→ **Directions**
1. Summarize the passage below about the new Portage County park in two sentences.
2. Carry the passage below about the new Portage County park forward from its final sentence.

→ **Excerpted passage**
☆ ☆ ☆

The 130-acre property was a part of the estate of the late William Gressard, longtime nature columnist for the Record-Courier and passionate conservationist who originally dug the lake for his family’s fish farm business.  The Gressards’ children, Gwen, Bob, Bill (Cheri) and Richard are thrilled that it will be parkland. Robert Fageol Gressard shared his thoughts, “The creation of this park is due to the vision of those who could see what a great asset this would be for Portage County and the residents. I hope all who visit will enjoy the new park.”  It’s also a critical buffer to the adjacent Herrick Fen State Nature Preserve, which is home to several rare and endangered species as well.

“This project provides tremendous value to the community—by protecting rare and important ecosystems, protecting water quality, mitigating stormwater and creating a beautiful new public park for all to enjoy”, remarked Christine Craycroft, Executive Director of Portage Park District.  Over the next year the park district will be inviting the public to participate in planning for the new park site which includes woods, fields, wetlands and a 30-acre spring-fed lake, previously used as a commercial fishery. Possible opportunities listed by Craycroft include hiking, fishing, kayaking, picnicking, primitive camping and educational programming.  The public can stay up to date on the planning process by visiting the park district’s website and signing up for the e-newsletter.

Funding for the project was generously provided by the Ohio EPA through the Water Resource Restoration Sponsorship Program (WRRSP).  The conservation project was sponsored by the Northeast Ohio Regional Sewer District (NEORSD).

The goal of WRRSP is to counter the loss of ecological function and biological diversity that jeopardize the health of Ohio’s water resources. Szell said the WRRSP “is an extremely valuable funding source” to protect natural resource-rich properties like this one.  “Many thanks for NEORSD’s continued efforts to improve water quality within our region and support of land protection efforts that advance water quality benefits,” Szell added.

☆ ☆ ☆

→ **Data records**
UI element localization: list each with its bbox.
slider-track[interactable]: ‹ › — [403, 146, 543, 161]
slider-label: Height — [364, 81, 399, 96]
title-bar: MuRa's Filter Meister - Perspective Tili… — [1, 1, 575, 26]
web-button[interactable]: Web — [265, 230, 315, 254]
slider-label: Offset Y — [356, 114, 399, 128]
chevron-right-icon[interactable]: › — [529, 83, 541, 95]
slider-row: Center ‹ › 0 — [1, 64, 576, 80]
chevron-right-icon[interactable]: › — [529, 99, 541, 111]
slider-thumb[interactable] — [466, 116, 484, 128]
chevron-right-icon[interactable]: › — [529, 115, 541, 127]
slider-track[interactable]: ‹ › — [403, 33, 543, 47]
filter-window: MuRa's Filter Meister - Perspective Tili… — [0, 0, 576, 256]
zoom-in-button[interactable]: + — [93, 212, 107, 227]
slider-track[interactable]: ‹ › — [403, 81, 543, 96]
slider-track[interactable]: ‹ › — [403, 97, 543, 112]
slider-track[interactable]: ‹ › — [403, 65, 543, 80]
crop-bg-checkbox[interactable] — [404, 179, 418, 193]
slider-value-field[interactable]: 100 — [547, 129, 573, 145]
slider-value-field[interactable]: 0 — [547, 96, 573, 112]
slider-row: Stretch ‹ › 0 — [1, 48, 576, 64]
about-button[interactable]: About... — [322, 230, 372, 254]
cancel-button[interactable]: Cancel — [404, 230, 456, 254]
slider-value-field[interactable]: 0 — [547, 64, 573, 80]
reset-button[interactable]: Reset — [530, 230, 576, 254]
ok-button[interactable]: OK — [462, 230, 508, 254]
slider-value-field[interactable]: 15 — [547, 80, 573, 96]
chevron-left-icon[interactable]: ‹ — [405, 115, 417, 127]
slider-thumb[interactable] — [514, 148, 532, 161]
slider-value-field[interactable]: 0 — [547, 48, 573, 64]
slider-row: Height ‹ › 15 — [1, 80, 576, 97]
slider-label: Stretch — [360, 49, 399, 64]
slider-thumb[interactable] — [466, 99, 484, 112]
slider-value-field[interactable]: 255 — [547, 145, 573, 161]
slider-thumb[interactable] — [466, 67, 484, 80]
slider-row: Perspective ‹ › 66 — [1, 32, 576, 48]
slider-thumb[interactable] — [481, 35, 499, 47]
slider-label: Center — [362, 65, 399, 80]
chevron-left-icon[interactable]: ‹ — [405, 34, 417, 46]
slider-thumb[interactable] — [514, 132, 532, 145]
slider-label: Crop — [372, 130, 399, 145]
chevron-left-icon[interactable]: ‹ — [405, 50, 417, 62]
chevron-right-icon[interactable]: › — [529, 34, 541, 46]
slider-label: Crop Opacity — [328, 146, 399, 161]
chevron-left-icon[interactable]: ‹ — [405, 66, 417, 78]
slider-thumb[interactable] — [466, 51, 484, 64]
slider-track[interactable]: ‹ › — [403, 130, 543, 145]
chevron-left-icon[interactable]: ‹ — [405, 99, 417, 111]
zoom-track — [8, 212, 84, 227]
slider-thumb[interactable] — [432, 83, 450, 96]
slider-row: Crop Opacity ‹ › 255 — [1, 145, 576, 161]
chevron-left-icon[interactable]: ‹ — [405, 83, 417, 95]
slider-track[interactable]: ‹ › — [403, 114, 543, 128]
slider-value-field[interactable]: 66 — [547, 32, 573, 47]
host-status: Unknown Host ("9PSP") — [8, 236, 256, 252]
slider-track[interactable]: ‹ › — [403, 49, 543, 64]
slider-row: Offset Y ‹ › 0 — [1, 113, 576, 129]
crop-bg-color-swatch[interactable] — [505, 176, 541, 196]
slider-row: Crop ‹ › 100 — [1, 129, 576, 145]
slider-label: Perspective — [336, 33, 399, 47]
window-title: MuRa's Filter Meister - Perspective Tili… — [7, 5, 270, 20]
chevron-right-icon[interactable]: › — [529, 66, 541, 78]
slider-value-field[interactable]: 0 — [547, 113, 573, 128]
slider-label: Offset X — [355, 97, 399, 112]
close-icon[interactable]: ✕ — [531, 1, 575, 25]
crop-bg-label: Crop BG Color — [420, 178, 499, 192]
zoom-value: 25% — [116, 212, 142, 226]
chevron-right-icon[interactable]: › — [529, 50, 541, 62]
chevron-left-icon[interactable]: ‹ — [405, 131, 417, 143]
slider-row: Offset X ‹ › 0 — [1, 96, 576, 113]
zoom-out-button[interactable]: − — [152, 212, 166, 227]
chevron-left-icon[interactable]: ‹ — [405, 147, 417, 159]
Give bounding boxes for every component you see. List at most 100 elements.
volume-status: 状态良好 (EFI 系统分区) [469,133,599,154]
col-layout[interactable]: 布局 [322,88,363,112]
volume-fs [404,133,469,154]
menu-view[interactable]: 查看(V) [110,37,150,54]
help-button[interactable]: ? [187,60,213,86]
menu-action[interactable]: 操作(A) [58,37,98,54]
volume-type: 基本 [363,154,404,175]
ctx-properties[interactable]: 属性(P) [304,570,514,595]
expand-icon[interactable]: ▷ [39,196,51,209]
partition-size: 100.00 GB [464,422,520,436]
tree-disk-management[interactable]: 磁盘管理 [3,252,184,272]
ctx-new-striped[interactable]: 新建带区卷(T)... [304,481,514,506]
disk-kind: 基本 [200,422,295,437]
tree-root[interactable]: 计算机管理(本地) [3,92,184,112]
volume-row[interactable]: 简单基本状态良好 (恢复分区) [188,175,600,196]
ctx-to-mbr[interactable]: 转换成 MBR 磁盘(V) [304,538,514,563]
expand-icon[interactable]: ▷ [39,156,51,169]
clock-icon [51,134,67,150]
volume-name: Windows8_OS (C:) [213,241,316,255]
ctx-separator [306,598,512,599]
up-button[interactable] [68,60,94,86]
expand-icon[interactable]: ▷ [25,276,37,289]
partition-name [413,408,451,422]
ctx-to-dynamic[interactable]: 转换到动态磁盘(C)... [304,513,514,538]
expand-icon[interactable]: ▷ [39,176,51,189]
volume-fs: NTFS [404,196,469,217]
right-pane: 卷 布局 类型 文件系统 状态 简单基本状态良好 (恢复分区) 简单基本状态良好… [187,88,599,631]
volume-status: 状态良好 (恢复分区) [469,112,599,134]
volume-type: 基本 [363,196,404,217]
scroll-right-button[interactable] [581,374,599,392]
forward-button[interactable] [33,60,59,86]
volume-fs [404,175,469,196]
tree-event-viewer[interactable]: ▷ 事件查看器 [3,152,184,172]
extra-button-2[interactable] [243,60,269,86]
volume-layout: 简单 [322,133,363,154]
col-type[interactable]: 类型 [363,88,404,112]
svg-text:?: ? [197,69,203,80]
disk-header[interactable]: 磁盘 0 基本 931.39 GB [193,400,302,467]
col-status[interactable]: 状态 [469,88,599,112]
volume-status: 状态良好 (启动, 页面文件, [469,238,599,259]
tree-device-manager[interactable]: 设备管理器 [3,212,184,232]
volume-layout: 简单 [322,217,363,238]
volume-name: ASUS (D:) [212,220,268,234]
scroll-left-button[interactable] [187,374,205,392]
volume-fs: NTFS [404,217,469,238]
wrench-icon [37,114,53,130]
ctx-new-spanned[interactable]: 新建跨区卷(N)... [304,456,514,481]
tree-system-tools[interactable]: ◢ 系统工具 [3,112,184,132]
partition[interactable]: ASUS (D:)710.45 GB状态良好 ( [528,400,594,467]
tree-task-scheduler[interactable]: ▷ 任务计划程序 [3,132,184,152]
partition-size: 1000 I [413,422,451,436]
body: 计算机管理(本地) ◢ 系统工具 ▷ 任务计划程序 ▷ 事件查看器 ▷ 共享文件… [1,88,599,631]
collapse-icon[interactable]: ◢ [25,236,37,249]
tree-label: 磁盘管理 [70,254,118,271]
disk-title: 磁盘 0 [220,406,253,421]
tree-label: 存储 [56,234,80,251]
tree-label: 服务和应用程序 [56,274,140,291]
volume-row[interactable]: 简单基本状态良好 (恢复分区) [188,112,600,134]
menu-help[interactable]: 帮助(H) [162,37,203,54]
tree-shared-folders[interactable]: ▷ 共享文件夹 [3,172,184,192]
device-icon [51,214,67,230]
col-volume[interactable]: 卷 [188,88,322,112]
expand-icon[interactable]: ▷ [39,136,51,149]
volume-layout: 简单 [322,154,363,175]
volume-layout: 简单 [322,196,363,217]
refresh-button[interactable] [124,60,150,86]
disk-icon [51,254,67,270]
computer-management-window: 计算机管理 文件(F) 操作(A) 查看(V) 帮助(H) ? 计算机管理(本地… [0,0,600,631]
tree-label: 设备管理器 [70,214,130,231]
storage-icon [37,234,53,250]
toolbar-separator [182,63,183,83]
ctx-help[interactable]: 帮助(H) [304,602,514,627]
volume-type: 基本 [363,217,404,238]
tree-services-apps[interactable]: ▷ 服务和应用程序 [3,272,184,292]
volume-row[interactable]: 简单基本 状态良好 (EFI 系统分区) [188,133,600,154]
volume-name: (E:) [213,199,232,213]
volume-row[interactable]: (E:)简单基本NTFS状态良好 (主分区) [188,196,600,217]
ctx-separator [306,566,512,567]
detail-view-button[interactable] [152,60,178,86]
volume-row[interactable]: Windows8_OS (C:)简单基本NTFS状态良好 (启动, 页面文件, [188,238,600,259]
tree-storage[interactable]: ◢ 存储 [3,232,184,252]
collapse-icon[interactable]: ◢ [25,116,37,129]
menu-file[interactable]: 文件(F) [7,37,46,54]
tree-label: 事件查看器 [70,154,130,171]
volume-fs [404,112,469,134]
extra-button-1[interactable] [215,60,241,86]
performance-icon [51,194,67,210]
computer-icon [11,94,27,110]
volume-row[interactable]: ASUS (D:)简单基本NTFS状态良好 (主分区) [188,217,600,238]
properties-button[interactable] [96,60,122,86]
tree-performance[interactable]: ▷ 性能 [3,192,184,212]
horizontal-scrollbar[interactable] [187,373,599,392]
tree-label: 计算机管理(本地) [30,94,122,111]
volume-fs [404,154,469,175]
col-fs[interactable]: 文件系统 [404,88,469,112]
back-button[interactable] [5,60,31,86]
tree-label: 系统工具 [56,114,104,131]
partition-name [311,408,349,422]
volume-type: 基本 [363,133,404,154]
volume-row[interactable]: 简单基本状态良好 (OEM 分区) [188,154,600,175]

☆ ☆ ☆

→ **Answers given**
1. A 130-acre property from the estate of the late William Gressard, which also buffers the adjacent Herrick Fen State Nature Preserve, will become parkland, and the Portage Park District will invite the public to help plan the site with its woods, fields, wetlands, and 30-acre spring-fed lake. The project was funded by the Ohio EPA through the Water Resource Restoration Sponsorship Program and sponsored by the Northeast Ohio Regional Sewer District.

2.
Organizations, like NEORSD, can pursue low-interest rate-loans from the Ohio EPA Water Pollution Control Loan Fund (WPCLF) for planning, design or construction of wastewater, sewer and storm-water infrastructure projects. These organizations and municipalities have the opportunity to further improve water quality by sponsoring a WRRSP project that addresses nonpoint source pollution through the protection or restoration of streams and wetlands.

About the Portage Park District: Portage Park District conserves important natural areas and creates parks and trails for public use and enjoyment.  It manages over 1,870 acres of land and 14 miles of hike and bike trail, connecting communities across Portage County. Learn more at www.portageparkdistrict.org

About Western Reserve Land Conservancy: Western Reserve Land Conservancy provides the people of our region with essential natural assets through land conservation and restoration. The Land Conservancy has preserved natural areas and working farms in 17 counties in northern and eastern Ohio. Its urban program, Thriving Communities, works statewide to clean and green urban centers devastated by the foreclosure crisis. To date, the Land Conservancy has permanently preserved more than 670 properties and more than 50,000 acres; created more than 140 public parks and preserves; led the efforts to create 41 county land banks across Ohio; and planted more than 3,500 trees in the city of Cleveland.